▶ Written request: Extract all records. Keep each one exact.

────────────────

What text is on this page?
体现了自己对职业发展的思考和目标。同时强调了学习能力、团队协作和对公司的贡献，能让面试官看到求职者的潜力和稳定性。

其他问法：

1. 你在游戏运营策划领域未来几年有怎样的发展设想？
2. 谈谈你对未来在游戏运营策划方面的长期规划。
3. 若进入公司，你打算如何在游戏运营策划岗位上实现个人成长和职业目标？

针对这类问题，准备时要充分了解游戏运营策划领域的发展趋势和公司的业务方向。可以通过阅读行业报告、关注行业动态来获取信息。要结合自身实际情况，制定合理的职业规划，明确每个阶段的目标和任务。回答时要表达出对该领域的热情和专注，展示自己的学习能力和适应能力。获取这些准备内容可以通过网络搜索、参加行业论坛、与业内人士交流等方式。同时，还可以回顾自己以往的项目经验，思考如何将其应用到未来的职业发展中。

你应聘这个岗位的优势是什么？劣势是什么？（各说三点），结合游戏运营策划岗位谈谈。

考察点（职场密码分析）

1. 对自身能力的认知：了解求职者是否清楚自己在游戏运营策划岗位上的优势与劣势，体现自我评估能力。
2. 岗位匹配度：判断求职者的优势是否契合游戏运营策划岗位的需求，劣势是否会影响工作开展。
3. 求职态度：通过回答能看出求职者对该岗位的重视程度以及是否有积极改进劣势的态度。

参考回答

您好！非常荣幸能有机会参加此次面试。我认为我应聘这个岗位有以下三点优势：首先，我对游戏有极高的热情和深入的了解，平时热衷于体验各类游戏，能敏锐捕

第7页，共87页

────────────────

▶ Reply:
What text is on this page?
体现了自己对职业发展的思考和目标。同时强调了学习能力、团队协作和对公司的贡献，能让面试官看到求职者的潜力和稳定性。

其他问法：

1. 你在游戏运营策划领域未来几年有怎样的发展设想？
2. 谈谈你对未来在游戏运营策划方面的长期规划。
3. 若进入公司，你打算如何在游戏运营策划岗位上实现个人成长和职业目标？

针对这类问题，准备时要充分了解游戏运营策划领域的发展趋势和公司的业务方向。可以通过阅读行业报告、关注行业动态来获取信息。要结合自身实际情况，制定合理的职业规划，明确每个阶段的目标和任务。回答时要表达出对该领域的热情和专注，展示自己的学习能力和适应能力。获取这些准备内容可以通过网络搜索、参加行业论坛、与业内人士交流等方式。同时，还可以回顾自己以往的项目经验，思考如何将其应用到未来的职业发展中。

你应聘这个岗位的优势是什么？劣势是什么？（各说三点），结合游戏运营策划岗位谈谈。

考察点（职场密码分析）

1. 对自身能力的认知：了解求职者是否清楚自己在游戏运营策划岗位上的优势与劣势，体现自我评估能力。
2. 岗位匹配度：判断求职者的优势是否契合游戏运营策划岗位的需求，劣势是否会影响工作开展。
3. 求职态度：通过回答能看出求职者对该岗位的重视程度以及是否有积极改进劣势的态度。

参考回答

您好！非常荣幸能有机会参加此次面试。我认为我应聘这个岗位有以下三点优势：首先，我对游戏有极高的热情和深入的了解，平时热衷于体验各类游戏，能敏锐捕

第7页，共87页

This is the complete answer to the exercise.